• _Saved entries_
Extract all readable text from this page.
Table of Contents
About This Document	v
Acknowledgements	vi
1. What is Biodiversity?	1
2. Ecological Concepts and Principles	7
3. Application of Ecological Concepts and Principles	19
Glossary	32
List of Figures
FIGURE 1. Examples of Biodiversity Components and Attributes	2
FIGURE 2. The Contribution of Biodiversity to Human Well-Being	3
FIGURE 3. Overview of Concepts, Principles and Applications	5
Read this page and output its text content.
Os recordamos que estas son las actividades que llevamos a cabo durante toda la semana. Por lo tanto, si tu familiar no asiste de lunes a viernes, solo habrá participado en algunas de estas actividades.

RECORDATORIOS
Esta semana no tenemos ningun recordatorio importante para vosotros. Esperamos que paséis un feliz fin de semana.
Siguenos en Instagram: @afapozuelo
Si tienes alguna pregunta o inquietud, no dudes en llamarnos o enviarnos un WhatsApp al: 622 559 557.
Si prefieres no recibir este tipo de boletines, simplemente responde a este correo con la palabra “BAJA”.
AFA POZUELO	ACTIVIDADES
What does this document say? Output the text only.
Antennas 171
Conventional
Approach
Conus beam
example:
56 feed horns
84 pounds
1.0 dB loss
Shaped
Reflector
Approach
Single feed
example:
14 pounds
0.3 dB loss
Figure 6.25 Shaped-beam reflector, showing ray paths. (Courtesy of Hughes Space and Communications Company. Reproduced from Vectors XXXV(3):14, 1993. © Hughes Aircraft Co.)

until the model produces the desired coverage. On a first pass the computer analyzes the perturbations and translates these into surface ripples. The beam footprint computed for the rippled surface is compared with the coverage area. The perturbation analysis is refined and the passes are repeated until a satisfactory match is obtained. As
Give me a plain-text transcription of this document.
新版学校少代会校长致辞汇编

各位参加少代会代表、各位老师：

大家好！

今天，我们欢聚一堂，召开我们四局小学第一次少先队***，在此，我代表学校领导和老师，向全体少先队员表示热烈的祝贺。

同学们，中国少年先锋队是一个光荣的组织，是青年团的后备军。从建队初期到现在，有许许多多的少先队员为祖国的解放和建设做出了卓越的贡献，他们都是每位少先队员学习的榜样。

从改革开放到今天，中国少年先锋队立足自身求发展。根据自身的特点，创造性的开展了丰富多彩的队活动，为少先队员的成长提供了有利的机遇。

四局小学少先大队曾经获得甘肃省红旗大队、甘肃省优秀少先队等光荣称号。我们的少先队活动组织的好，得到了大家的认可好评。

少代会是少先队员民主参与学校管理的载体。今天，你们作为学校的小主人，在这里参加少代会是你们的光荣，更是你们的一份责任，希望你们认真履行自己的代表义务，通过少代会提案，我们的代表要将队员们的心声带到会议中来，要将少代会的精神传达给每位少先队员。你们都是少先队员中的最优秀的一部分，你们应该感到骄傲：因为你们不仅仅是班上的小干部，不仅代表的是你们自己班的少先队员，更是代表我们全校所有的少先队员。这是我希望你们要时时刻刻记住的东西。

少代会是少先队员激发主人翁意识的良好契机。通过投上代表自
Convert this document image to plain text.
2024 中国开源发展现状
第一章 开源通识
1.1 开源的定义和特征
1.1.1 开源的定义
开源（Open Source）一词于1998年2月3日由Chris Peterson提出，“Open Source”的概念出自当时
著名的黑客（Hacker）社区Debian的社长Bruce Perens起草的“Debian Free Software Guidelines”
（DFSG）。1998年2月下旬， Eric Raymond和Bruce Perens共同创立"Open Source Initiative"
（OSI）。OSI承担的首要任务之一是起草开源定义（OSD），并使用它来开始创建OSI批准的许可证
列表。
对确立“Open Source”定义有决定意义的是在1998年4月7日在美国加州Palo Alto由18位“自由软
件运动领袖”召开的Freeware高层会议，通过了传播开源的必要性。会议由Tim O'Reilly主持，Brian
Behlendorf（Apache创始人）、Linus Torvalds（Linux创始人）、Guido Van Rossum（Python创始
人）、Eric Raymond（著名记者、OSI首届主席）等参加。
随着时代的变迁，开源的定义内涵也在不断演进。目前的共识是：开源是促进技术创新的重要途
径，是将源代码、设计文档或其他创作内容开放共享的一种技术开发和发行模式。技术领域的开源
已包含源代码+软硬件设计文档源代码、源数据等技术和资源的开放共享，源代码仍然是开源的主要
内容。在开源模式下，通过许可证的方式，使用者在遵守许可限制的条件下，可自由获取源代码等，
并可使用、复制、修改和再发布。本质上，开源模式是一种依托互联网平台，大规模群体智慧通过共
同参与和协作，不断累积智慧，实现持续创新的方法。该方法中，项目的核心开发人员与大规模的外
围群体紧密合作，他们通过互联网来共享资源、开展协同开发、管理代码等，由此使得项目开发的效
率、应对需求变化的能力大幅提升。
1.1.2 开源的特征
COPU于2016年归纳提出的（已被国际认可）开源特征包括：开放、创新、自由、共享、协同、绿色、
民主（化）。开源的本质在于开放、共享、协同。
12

• _The problem_
Work out how many lines of the listing above include the word "Biodiversity". Reply with nothing but the count.

• _Task response_
3